Provided material:
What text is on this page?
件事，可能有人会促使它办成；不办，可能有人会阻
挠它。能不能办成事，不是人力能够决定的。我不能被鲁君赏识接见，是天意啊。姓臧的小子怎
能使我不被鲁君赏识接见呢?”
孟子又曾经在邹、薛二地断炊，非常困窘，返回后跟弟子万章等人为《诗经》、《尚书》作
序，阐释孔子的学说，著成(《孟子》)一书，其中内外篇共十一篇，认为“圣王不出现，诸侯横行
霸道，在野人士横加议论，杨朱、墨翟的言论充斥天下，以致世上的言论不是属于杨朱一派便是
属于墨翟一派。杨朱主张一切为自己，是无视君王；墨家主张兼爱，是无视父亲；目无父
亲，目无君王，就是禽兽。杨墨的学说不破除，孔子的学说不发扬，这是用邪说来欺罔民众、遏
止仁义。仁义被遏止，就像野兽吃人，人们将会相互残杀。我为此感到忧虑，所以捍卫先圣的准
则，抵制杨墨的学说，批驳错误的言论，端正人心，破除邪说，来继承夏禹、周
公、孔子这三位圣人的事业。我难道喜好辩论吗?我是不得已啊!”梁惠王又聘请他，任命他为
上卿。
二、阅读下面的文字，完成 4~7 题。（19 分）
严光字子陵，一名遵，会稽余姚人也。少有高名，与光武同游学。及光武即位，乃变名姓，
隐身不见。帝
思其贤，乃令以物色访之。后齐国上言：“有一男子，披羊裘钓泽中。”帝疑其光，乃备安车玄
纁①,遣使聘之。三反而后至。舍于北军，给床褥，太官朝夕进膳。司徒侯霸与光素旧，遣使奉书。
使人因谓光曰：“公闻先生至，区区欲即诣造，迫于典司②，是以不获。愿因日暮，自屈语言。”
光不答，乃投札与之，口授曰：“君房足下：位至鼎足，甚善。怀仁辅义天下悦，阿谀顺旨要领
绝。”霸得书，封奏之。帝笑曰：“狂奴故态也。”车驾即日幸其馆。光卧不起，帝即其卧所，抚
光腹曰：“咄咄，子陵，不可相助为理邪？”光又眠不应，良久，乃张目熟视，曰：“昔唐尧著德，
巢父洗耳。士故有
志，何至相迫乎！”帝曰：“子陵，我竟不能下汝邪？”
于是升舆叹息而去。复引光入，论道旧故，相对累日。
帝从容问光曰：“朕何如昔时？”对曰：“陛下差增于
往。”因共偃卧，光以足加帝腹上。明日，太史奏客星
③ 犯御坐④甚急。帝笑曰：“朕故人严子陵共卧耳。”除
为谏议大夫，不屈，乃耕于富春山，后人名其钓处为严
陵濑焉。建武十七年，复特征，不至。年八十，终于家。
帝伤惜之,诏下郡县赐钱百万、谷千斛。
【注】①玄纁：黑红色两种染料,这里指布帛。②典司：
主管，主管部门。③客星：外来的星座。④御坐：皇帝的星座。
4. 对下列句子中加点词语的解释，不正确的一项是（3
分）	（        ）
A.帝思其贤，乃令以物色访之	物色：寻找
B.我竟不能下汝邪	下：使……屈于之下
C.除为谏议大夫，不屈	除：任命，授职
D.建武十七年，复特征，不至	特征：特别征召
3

Problem: Return each entry from the material above exactly as it appears.

Reply to the task:
What text is on this page?
件事，可能有人会促使它办成；不办，可能有人会阻
挠它。能不能办成事，不是人力能够决定的。我不能被鲁君赏识接见，是天意啊。姓臧的小子怎
能使我不被鲁君赏识接见呢?”
孟子又曾经在邹、薛二地断炊，非常困窘，返回后跟弟子万章等人为《诗经》、《尚书》作
序，阐释孔子的学说，著成(《孟子》)一书，其中内外篇共十一篇，认为“圣王不出现，诸侯横行
霸道，在野人士横加议论，杨朱、墨翟的言论充斥天下，以致世上的言论不是属于杨朱一派便是
属于墨翟一派。杨朱主张一切为自己，是无视君王；墨家主张兼爱，是无视父亲；目无父
亲，目无君王，就是禽兽。杨墨的学说不破除，孔子的学说不发扬，这是用邪说来欺罔民众、遏
止仁义。仁义被遏止，就像野兽吃人，人们将会相互残杀。我为此感到忧虑，所以捍卫先圣的准
则，抵制杨墨的学说，批驳错误的言论，端正人心，破除邪说，来继承夏禹、周
公、孔子这三位圣人的事业。我难道喜好辩论吗?我是不得已啊!”梁惠王又聘请他，任命他为
上卿。
二、阅读下面的文字，完成 4~7 题。（19 分）
严光字子陵，一名遵，会稽余姚人也。少有高名，与光武同游学。及光武即位，乃变名姓，
隐身不见。帝
思其贤，乃令以物色访之。后齐国上言：“有一男子，披羊裘钓泽中。”帝疑其光，乃备安车玄
纁①,遣使聘之。三反而后至。舍于北军，给床褥，太官朝夕进膳。司徒侯霸与光素旧，遣使奉书。
使人因谓光曰：“公闻先生至，区区欲即诣造，迫于典司②，是以不获。愿因日暮，自屈语言。”
光不答，乃投札与之，口授曰：“君房足下：位至鼎足，甚善。怀仁辅义天下悦，阿谀顺旨要领
绝。”霸得书，封奏之。帝笑曰：“狂奴故态也。”车驾即日幸其馆。光卧不起，帝即其卧所，抚
光腹曰：“咄咄，子陵，不可相助为理邪？”光又眠不应，良久，乃张目熟视，曰：“昔唐尧著德，
巢父洗耳。士故有
志，何至相迫乎！”帝曰：“子陵，我竟不能下汝邪？”
于是升舆叹息而去。复引光入，论道旧故，相对累日。
帝从容问光曰：“朕何如昔时？”对曰：“陛下差增于
往。”因共偃卧，光以足加帝腹上。明日，太史奏客星
③ 犯御坐④甚急。帝笑曰：“朕故人严子陵共卧耳。”除
为谏议大夫，不屈，乃耕于富春山，后人名其钓处为严
陵濑焉。建武十七年，复特征，不至。年八十，终于家。
帝伤惜之,诏下郡县赐钱百万、谷千斛。
【注】①玄纁：黑红色两种染料,这里指布帛。②典司：
主管，主管部门。③客星：外来的星座。④御坐：皇帝的星座。
4. 对下列句子中加点词语的解释，不正确的一项是（3
分）	（        ）
A.帝思其贤，乃令以物色访之	物色：寻找
B.我竟不能下汝邪	下：使……屈于之下
C.除为谏议大夫，不屈	除：任命，授职
D.建武十七年，复特征，不至	特征：特别征召
3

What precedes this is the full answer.